[Figure content listings]
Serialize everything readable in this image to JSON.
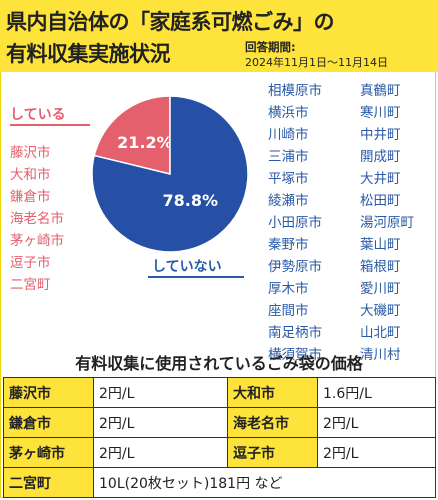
{
  "title": {
    "line1": "県内自治体の「家庭系可燃ごみ」の",
    "line2": "有料収集実施状況",
    "period_label": "回答期間:",
    "period_value": "2024年11月1日〜11月14日"
  },
  "colors": {
    "yes": "#e4606c",
    "no": "#2550a6",
    "header": "#fde33a"
  },
  "chart_data": {
    "type": "pie",
    "slices": [
      {
        "label": "している",
        "value": 21.2,
        "display": "21.2%"
      },
      {
        "label": "していない",
        "value": 78.8,
        "display": "78.8%"
      }
    ]
  },
  "yes_cities": [
    "藤沢市",
    "大和市",
    "鎌倉市",
    "海老名市",
    "茅ヶ崎市",
    "逗子市",
    "二宮町"
  ],
  "no_cities": [
    "相模原市",
    "真鶴町",
    "横浜市",
    "寒川町",
    "川崎市",
    "中井町",
    "三浦市",
    "開成町",
    "平塚市",
    "大井町",
    "綾瀬市",
    "松田町",
    "小田原市",
    "湯河原町",
    "秦野市",
    "葉山町",
    "伊勢原市",
    "箱根町",
    "厚木市",
    "愛川町",
    "座間市",
    "大磯町",
    "南足柄市",
    "山北町",
    "横須賀市",
    "清川村"
  ],
  "bag_price": {
    "title": "有料収集に使用されているごみ袋の価格",
    "rows": [
      [
        {
          "city": "藤沢市",
          "price": "2円/L"
        },
        {
          "city": "大和市",
          "price": "1.6円/L"
        }
      ],
      [
        {
          "city": "鎌倉市",
          "price": "2円/L"
        },
        {
          "city": "海老名市",
          "price": "2円/L"
        }
      ],
      [
        {
          "city": "茅ヶ崎市",
          "price": "2円/L"
        },
        {
          "city": "逗子市",
          "price": "2円/L"
        }
      ]
    ],
    "last": {
      "city": "二宮町",
      "price": "10L(20枚セット)181円 など"
    }
  }
}
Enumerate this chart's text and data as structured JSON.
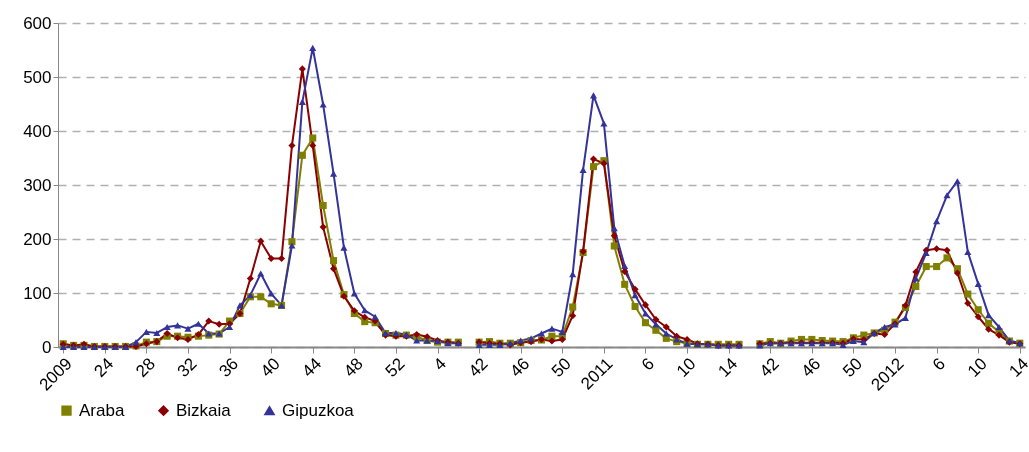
{
  "chart_data": {
    "type": "line",
    "categories": [
      "2009",
      null,
      null,
      null,
      "24",
      null,
      null,
      null,
      "28",
      null,
      null,
      null,
      "32",
      null,
      null,
      null,
      "36",
      null,
      null,
      null,
      "40",
      null,
      null,
      null,
      "44",
      null,
      null,
      null,
      "48",
      null,
      null,
      null,
      "52",
      null,
      null,
      null,
      "4",
      null,
      null,
      null,
      "42",
      null,
      null,
      null,
      "46",
      null,
      null,
      null,
      "50",
      null,
      null,
      null,
      "2011",
      null,
      null,
      null,
      "6",
      null,
      null,
      null,
      "10",
      null,
      null,
      null,
      "14",
      null,
      null,
      null,
      "42",
      null,
      null,
      null,
      "46",
      null,
      null,
      null,
      "50",
      null,
      null,
      null,
      "2012",
      null,
      null,
      null,
      "6",
      null,
      null,
      null,
      "10",
      null,
      null,
      null,
      "14"
    ],
    "series": [
      {
        "name": "Araba",
        "color": "#808000",
        "marker": "square",
        "values": [
          6,
          3,
          3,
          1,
          1,
          1,
          1,
          2,
          9,
          10,
          20,
          20,
          18,
          20,
          22,
          24,
          48,
          62,
          93,
          93,
          80,
          77,
          195,
          355,
          387,
          262,
          160,
          97,
          62,
          47,
          45,
          25,
          22,
          22,
          19,
          12,
          9,
          9,
          9,
          null,
          9,
          10,
          7,
          7,
          8,
          12,
          13,
          20,
          20,
          74,
          175,
          334,
          345,
          187,
          116,
          75,
          45,
          31,
          16,
          10,
          7,
          5,
          5,
          5,
          5,
          5,
          null,
          6,
          10,
          7,
          11,
          14,
          14,
          12,
          11,
          10,
          17,
          22,
          26,
          31,
          46,
          73,
          112,
          149,
          149,
          165,
          145,
          98,
          69,
          44,
          28,
          11,
          7
        ]
      },
      {
        "name": "Bizkaia",
        "color": "#8b0000",
        "marker": "diamond",
        "values": [
          5,
          3,
          5,
          1,
          1,
          1,
          1,
          1,
          6,
          10,
          25,
          17,
          14,
          23,
          48,
          42,
          43,
          62,
          127,
          196,
          164,
          164,
          373,
          515,
          373,
          222,
          145,
          94,
          67,
          55,
          48,
          22,
          20,
          20,
          23,
          19,
          12,
          9,
          7,
          null,
          9,
          7,
          6,
          4,
          8,
          10,
          14,
          11,
          14,
          58,
          177,
          348,
          340,
          206,
          140,
          107,
          78,
          51,
          37,
          20,
          14,
          6,
          5,
          3,
          3,
          3,
          null,
          6,
          7,
          7,
          8,
          8,
          8,
          8,
          8,
          7,
          15,
          14,
          25,
          23,
          43,
          77,
          139,
          179,
          182,
          179,
          137,
          81,
          56,
          33,
          22,
          9,
          6
        ]
      },
      {
        "name": "Gipuzkoa",
        "color": "#333399",
        "marker": "triangle",
        "values": [
          0,
          0,
          0,
          0,
          0,
          0,
          0,
          9,
          28,
          26,
          37,
          40,
          34,
          43,
          25,
          25,
          37,
          77,
          96,
          136,
          99,
          77,
          188,
          454,
          554,
          449,
          321,
          184,
          99,
          68,
          56,
          26,
          26,
          23,
          12,
          12,
          11,
          7,
          7,
          null,
          4,
          4,
          4,
          7,
          12,
          16,
          25,
          34,
          28,
          135,
          328,
          466,
          414,
          220,
          150,
          96,
          62,
          42,
          25,
          14,
          6,
          5,
          5,
          3,
          3,
          3,
          null,
          3,
          7,
          7,
          7,
          7,
          7,
          7,
          7,
          4,
          11,
          9,
          26,
          37,
          42,
          54,
          127,
          174,
          233,
          281,
          307,
          176,
          117,
          59,
          37,
          12,
          7
        ]
      }
    ],
    "ylim": [
      0,
      600
    ],
    "yticks": [
      0,
      100,
      200,
      300,
      400,
      500,
      600
    ],
    "grid": "y",
    "legend": "bottom"
  }
}
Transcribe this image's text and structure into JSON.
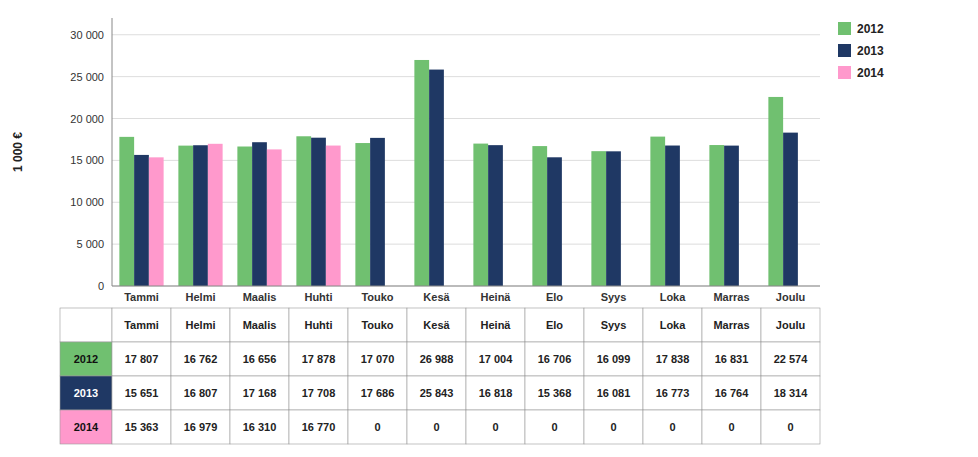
{
  "chart_data": {
    "type": "bar",
    "categories": [
      "Tammi",
      "Helmi",
      "Maalis",
      "Huhti",
      "Touko",
      "Kesä",
      "Heinä",
      "Elo",
      "Syys",
      "Loka",
      "Marras",
      "Joulu"
    ],
    "series": [
      {
        "name": "2012",
        "color": "#70C070",
        "values": [
          17807,
          16762,
          16656,
          17878,
          17070,
          26988,
          17004,
          16706,
          16099,
          17838,
          16831,
          22574
        ],
        "value_labels": [
          "17 807",
          "16 762",
          "16 656",
          "17 878",
          "17 070",
          "26 988",
          "17 004",
          "16 706",
          "16 099",
          "17 838",
          "16 831",
          "22 574"
        ]
      },
      {
        "name": "2013",
        "color": "#1F3864",
        "values": [
          15651,
          16807,
          17168,
          17708,
          17686,
          25843,
          16818,
          15368,
          16081,
          16773,
          16764,
          18314
        ],
        "value_labels": [
          "15 651",
          "16 807",
          "17 168",
          "17 708",
          "17 686",
          "25 843",
          "16 818",
          "15 368",
          "16 081",
          "16 773",
          "16 764",
          "18 314"
        ]
      },
      {
        "name": "2014",
        "color": "#FF99CC",
        "values": [
          15363,
          16979,
          16310,
          16770,
          0,
          0,
          0,
          0,
          0,
          0,
          0,
          0
        ],
        "value_labels": [
          "15 363",
          "16 979",
          "16 310",
          "16 770",
          "0",
          "0",
          "0",
          "0",
          "0",
          "0",
          "0",
          "0"
        ]
      }
    ],
    "ylabel": "1 000 €",
    "ylim": [
      0,
      32000
    ],
    "yticks": [
      0,
      {
        "value": 5000,
        "label": "5 000"
      },
      {
        "value": 10000,
        "label": "10 000"
      },
      {
        "value": 15000,
        "label": "15 000"
      },
      {
        "value": 20000,
        "label": "20 000"
      },
      {
        "value": 25000,
        "label": "25 000"
      },
      {
        "value": 30000,
        "label": "30 000"
      }
    ],
    "grid": true,
    "legend": "right"
  }
}
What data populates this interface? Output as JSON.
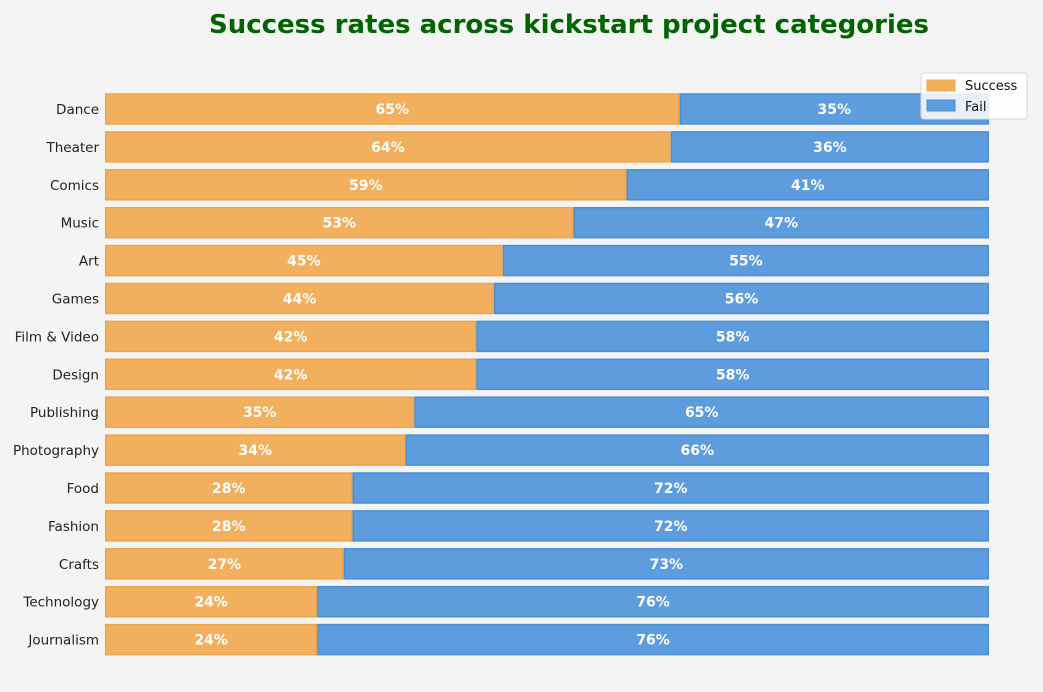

→ The exercise
Take every line that includes the string "text" and copy it.

→ Output
Enumerate this chart's text and data as structured JSON.
Transcribe this image's text and structure into JSON.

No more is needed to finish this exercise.